====== Records shown

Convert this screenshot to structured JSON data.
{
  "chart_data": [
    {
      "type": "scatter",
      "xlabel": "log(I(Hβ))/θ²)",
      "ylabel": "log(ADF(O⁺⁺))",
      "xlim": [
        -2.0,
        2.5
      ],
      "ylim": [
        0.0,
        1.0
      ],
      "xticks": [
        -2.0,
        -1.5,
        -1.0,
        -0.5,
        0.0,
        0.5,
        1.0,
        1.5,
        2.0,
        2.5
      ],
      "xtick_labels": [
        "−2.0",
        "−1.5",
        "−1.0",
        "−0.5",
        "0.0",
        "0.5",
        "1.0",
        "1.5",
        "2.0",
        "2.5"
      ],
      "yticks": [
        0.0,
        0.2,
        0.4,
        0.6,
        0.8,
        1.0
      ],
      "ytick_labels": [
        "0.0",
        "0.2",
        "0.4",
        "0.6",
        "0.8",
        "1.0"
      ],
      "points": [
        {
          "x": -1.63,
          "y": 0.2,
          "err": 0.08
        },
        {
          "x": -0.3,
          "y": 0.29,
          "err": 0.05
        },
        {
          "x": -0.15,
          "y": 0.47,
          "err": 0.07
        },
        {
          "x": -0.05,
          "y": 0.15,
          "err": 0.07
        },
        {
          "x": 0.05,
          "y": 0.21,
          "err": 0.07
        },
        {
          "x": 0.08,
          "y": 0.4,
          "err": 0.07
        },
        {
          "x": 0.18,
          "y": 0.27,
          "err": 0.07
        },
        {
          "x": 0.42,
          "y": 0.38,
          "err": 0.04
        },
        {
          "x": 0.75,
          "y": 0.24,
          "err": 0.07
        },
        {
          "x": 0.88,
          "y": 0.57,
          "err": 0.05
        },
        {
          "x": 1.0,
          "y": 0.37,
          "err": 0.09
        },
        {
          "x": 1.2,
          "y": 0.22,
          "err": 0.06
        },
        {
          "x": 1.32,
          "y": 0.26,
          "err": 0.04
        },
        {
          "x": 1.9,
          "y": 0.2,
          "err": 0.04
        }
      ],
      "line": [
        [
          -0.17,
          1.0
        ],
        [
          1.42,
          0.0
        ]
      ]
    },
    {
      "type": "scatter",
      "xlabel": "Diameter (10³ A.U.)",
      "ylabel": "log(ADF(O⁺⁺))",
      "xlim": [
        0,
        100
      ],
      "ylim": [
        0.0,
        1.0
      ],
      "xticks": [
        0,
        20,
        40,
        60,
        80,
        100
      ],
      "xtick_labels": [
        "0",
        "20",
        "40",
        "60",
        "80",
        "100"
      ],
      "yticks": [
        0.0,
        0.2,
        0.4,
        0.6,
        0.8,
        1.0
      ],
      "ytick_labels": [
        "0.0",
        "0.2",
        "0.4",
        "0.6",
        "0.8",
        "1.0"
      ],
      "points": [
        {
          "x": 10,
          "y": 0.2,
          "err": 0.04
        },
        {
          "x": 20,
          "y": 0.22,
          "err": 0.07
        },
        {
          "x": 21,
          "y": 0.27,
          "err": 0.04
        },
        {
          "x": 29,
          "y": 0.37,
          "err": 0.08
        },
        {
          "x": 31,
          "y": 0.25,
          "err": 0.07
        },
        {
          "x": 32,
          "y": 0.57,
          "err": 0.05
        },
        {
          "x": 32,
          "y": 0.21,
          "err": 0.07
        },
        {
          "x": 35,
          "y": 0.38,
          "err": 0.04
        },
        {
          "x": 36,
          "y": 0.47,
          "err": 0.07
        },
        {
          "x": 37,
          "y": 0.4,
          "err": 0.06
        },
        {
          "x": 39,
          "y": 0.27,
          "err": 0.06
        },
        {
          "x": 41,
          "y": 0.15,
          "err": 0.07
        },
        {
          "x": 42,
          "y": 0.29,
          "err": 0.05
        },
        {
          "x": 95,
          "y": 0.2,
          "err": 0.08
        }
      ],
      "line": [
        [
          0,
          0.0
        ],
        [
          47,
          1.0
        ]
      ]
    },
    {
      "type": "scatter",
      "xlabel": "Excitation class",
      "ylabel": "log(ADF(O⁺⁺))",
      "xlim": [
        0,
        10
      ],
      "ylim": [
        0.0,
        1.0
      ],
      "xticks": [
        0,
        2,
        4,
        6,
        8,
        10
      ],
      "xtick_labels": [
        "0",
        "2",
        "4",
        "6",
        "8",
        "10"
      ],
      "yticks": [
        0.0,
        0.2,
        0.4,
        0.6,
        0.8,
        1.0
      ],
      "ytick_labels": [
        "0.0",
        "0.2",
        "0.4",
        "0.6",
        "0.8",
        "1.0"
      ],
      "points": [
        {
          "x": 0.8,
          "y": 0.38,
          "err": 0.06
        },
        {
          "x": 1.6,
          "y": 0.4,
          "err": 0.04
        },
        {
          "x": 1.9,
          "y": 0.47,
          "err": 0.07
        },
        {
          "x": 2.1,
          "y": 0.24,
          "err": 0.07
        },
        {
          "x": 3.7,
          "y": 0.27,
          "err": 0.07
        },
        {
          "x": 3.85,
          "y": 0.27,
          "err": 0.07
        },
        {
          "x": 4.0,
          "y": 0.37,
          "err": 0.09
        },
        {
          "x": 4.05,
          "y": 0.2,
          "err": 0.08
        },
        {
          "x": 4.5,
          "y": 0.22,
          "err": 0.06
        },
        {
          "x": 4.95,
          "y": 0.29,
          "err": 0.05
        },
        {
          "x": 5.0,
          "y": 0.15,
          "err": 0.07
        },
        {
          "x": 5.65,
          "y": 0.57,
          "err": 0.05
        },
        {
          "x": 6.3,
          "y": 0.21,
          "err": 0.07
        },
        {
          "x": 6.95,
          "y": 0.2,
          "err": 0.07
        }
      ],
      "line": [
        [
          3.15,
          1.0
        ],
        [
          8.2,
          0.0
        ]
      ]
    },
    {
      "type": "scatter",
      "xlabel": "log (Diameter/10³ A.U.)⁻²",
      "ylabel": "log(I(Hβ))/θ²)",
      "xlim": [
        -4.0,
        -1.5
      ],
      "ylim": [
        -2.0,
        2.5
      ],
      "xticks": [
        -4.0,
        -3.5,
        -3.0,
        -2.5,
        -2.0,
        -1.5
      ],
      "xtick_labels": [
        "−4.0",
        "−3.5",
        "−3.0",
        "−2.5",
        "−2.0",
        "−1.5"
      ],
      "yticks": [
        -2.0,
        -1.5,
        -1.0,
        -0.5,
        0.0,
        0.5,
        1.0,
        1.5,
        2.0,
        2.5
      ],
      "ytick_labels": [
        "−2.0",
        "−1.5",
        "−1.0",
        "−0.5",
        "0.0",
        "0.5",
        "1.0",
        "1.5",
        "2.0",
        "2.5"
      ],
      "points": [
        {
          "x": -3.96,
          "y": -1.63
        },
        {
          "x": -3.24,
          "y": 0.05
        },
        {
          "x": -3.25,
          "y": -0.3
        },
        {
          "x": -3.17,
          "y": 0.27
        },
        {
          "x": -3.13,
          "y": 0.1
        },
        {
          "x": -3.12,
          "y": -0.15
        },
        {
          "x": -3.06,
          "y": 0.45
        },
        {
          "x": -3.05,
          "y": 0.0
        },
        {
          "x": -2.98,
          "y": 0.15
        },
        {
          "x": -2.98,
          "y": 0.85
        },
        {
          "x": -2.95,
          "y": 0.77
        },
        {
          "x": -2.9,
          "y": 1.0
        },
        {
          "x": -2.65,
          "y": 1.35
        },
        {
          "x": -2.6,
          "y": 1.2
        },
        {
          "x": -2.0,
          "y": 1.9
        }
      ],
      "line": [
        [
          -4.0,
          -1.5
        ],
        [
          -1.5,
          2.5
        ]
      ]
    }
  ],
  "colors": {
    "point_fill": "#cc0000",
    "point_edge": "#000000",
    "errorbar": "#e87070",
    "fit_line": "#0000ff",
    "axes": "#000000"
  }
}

============

◆ **Short task**:
Using the data above, return each line exactly as written.

◆ **Answer to this problem**:
Convert this screenshot to structured JSON data.
{
  "chart_data": [
    {
      "type": "scatter",
      "xlabel": "log(I(Hβ))/θ²)",
      "ylabel": "log(ADF(O⁺⁺))",
      "xlim": [
        -2.0,
        2.5
      ],
      "ylim": [
        0.0,
        1.0
      ],
      "xticks": [
        -2.0,
        -1.5,
        -1.0,
        -0.5,
        0.0,
        0.5,
        1.0,
        1.5,
        2.0,
        2.5
      ],
      "xtick_labels": [
        "−2.0",
        "−1.5",
        "−1.0",
        "−0.5",
        "0.0",
        "0.5",
        "1.0",
        "1.5",
        "2.0",
        "2.5"
      ],
      "yticks": [
        0.0,
        0.2,
        0.4,
        0.6,
        0.8,
        1.0
      ],
      "ytick_labels": [
        "0.0",
        "0.2",
        "0.4",
        "0.6",
        "0.8",
        "1.0"
      ],
      "points": [
        {
          "x": -1.63,
          "y": 0.2,
          "err": 0.08
        },
        {
          "x": -0.3,
          "y": 0.29,
          "err": 0.05
        },
        {
          "x": -0.15,
          "y": 0.47,
          "err": 0.07
        },
        {
          "x": -0.05,
          "y": 0.15,
          "err": 0.07
        },
        {
          "x": 0.05,
          "y": 0.21,
          "err": 0.07
        },
        {
          "x": 0.08,
          "y": 0.4,
          "err": 0.07
        },
        {
          "x": 0.18,
          "y": 0.27,
          "err": 0.07
        },
        {
          "x": 0.42,
          "y": 0.38,
          "err": 0.04
        },
        {
          "x": 0.75,
          "y": 0.24,
          "err": 0.07
        },
        {
          "x": 0.88,
          "y": 0.57,
          "err": 0.05
        },
        {
          "x": 1.0,
          "y": 0.37,
          "err": 0.09
        },
        {
          "x": 1.2,
          "y": 0.22,
          "err": 0.06
        },
        {
          "x": 1.32,
          "y": 0.26,
          "err": 0.04
        },
        {
          "x": 1.9,
          "y": 0.2,
          "err": 0.04
        }
      ],
      "line": [
        [
          -0.17,
          1.0
        ],
        [
          1.42,
          0.0
        ]
      ]
    },
    {
      "type": "scatter",
      "xlabel": "Diameter (10³ A.U.)",
      "ylabel": "log(ADF(O⁺⁺))",
      "xlim": [
        0,
        100
      ],
      "ylim": [
        0.0,
        1.0
      ],
      "xticks": [
        0,
        20,
        40,
        60,
        80,
        100
      ],
      "xtick_labels": [
        "0",
        "20",
        "40",
        "60",
        "80",
        "100"
      ],
      "yticks": [
        0.0,
        0.2,
        0.4,
        0.6,
        0.8,
        1.0
      ],
      "ytick_labels": [
        "0.0",
        "0.2",
        "0.4",
        "0.6",
        "0.8",
        "1.0"
      ],
      "points": [
        {
          "x": 10,
          "y": 0.2,
          "err": 0.04
        },
        {
          "x": 20,
          "y": 0.22,
          "err": 0.07
        },
        {
          "x": 21,
          "y": 0.27,
          "err": 0.04
        },
        {
          "x": 29,
          "y": 0.37,
          "err": 0.08
        },
        {
          "x": 31,
          "y": 0.25,
          "err": 0.07
        },
        {
          "x": 32,
          "y": 0.57,
          "err": 0.05
        },
        {
          "x": 32,
          "y": 0.21,
          "err": 0.07
        },
        {
          "x": 35,
          "y": 0.38,
          "err": 0.04
        },
        {
          "x": 36,
          "y": 0.47,
          "err": 0.07
        },
        {
          "x": 37,
          "y": 0.4,
          "err": 0.06
        },
        {
          "x": 39,
          "y": 0.27,
          "err": 0.06
        },
        {
          "x": 41,
          "y": 0.15,
          "err": 0.07
        },
        {
          "x": 42,
          "y": 0.29,
          "err": 0.05
        },
        {
          "x": 95,
          "y": 0.2,
          "err": 0.08
        }
      ],
      "line": [
        [
          0,
          0.0
        ],
        [
          47,
          1.0
        ]
      ]
    },
    {
      "type": "scatter",
      "xlabel": "Excitation class",
      "ylabel": "log(ADF(O⁺⁺))",
      "xlim": [
        0,
        10
      ],
      "ylim": [
        0.0,
        1.0
      ],
      "xticks": [
        0,
        2,
        4,
        6,
        8,
        10
      ],
      "xtick_labels": [
        "0",
        "2",
        "4",
        "6",
        "8",
        "10"
      ],
      "yticks": [
        0.0,
        0.2,
        0.4,
        0.6,
        0.8,
        1.0
      ],
      "ytick_labels": [
        "0.0",
        "0.2",
        "0.4",
        "0.6",
        "0.8",
        "1.0"
      ],
      "points": [
        {
          "x": 0.8,
          "y": 0.38,
          "err": 0.06
        },
        {
          "x": 1.6,
          "y": 0.4,
          "err": 0.04
        },
        {
          "x": 1.9,
          "y": 0.47,
          "err": 0.07
        },
        {
          "x": 2.1,
          "y": 0.24,
          "err": 0.07
        },
        {
          "x": 3.7,
          "y": 0.27,
          "err": 0.07
        },
        {
          "x": 3.85,
          "y": 0.27,
          "err": 0.07
        },
        {
          "x": 4.0,
          "y": 0.37,
          "err": 0.09
        },
        {
          "x": 4.05,
          "y": 0.2,
          "err": 0.08
        },
        {
          "x": 4.5,
          "y": 0.22,
          "err": 0.06
        },
        {
          "x": 4.95,
          "y": 0.29,
          "err": 0.05
        },
        {
          "x": 5.0,
          "y": 0.15,
          "err": 0.07
        },
        {
          "x": 5.65,
          "y": 0.57,
          "err": 0.05
        },
        {
          "x": 6.3,
          "y": 0.21,
          "err": 0.07
        },
        {
          "x": 6.95,
          "y": 0.2,
          "err": 0.07
        }
      ],
      "line": [
        [
          3.15,
          1.0
        ],
        [
          8.2,
          0.0
        ]
      ]
    },
    {
      "type": "scatter",
      "xlabel": "log (Diameter/10³ A.U.)⁻²",
      "ylabel": "log(I(Hβ))/θ²)",
      "xlim": [
        -4.0,
        -1.5
      ],
      "ylim": [
        -2.0,
        2.5
      ],
      "xticks": [
        -4.0,
        -3.5,
        -3.0,
        -2.5,
        -2.0,
        -1.5
      ],
      "xtick_labels": [
        "−4.0",
        "−3.5",
        "−3.0",
        "−2.5",
        "−2.0",
        "−1.5"
      ],
      "yticks": [
        -2.0,
        -1.5,
        -1.0,
        -0.5,
        0.0,
        0.5,
        1.0,
        1.5,
        2.0,
        2.5
      ],
      "ytick_labels": [
        "−2.0",
        "−1.5",
        "−1.0",
        "−0.5",
        "0.0",
        "0.5",
        "1.0",
        "1.5",
        "2.0",
        "2.5"
      ],
      "points": [
        {
          "x": -3.96,
          "y": -1.63
        },
        {
          "x": -3.24,
          "y": 0.05
        },
        {
          "x": -3.25,
          "y": -0.3
        },
        {
          "x": -3.17,
          "y": 0.27
        },
        {
          "x": -3.13,
          "y": 0.1
        },
        {
          "x": -3.12,
          "y": -0.15
        },
        {
          "x": -3.06,
          "y": 0.45
        },
        {
          "x": -3.05,
          "y": 0.0
        },
        {
          "x": -2.98,
          "y": 0.15
        },
        {
          "x": -2.98,
          "y": 0.85
        },
        {
          "x": -2.95,
          "y": 0.77
        },
        {
          "x": -2.9,
          "y": 1.0
        },
        {
          "x": -2.65,
          "y": 1.35
        },
        {
          "x": -2.6,
          "y": 1.2
        },
        {
          "x": -2.0,
          "y": 1.9
        }
      ],
      "line": [
        [
          -4.0,
          -1.5
        ],
        [
          -1.5,
          2.5
        ]
      ]
    }
  ],
  "colors": {
    "point_fill": "#cc0000",
    "point_edge": "#000000",
    "errorbar": "#e87070",
    "fit_line": "#0000ff",
    "axes": "#000000"
  }
}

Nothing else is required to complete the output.